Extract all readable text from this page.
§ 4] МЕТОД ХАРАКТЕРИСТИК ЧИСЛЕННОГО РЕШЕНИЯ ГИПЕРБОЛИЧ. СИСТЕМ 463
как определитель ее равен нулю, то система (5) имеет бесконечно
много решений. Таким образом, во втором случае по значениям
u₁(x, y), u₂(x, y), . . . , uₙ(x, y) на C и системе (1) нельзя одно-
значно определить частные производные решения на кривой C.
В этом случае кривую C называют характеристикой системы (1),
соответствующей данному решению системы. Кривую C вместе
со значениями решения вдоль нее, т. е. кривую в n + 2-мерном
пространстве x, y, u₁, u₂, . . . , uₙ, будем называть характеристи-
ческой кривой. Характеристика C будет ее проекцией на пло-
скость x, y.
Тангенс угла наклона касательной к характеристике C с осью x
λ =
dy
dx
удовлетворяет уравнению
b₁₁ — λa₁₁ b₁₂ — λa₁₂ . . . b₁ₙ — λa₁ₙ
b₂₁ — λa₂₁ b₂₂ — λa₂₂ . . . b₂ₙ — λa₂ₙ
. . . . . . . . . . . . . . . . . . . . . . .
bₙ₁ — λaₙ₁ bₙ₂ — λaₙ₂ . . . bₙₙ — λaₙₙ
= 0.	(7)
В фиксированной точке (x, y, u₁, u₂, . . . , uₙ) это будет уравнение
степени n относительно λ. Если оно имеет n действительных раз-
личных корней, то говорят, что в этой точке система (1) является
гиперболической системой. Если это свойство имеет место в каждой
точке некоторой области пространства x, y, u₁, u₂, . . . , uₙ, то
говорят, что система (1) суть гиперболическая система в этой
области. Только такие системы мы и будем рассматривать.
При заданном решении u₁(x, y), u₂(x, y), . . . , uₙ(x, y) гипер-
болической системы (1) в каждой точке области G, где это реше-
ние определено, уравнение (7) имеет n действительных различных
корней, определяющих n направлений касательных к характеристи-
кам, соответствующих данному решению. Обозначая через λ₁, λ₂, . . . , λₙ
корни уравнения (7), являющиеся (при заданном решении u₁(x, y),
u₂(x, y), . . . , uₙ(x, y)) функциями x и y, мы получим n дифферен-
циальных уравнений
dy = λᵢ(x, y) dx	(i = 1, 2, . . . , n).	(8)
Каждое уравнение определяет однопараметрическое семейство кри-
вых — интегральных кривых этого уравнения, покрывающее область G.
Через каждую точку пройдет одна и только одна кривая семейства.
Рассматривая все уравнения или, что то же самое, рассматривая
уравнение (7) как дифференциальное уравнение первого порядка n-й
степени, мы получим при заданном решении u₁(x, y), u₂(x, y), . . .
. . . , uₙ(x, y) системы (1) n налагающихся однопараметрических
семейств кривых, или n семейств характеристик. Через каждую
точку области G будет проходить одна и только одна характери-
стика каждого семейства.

_ _ _ _ _ _ _

WHAT IS NEEDED:
State only how many lines in the material include "точке".

WRITTEN ANSWER:
4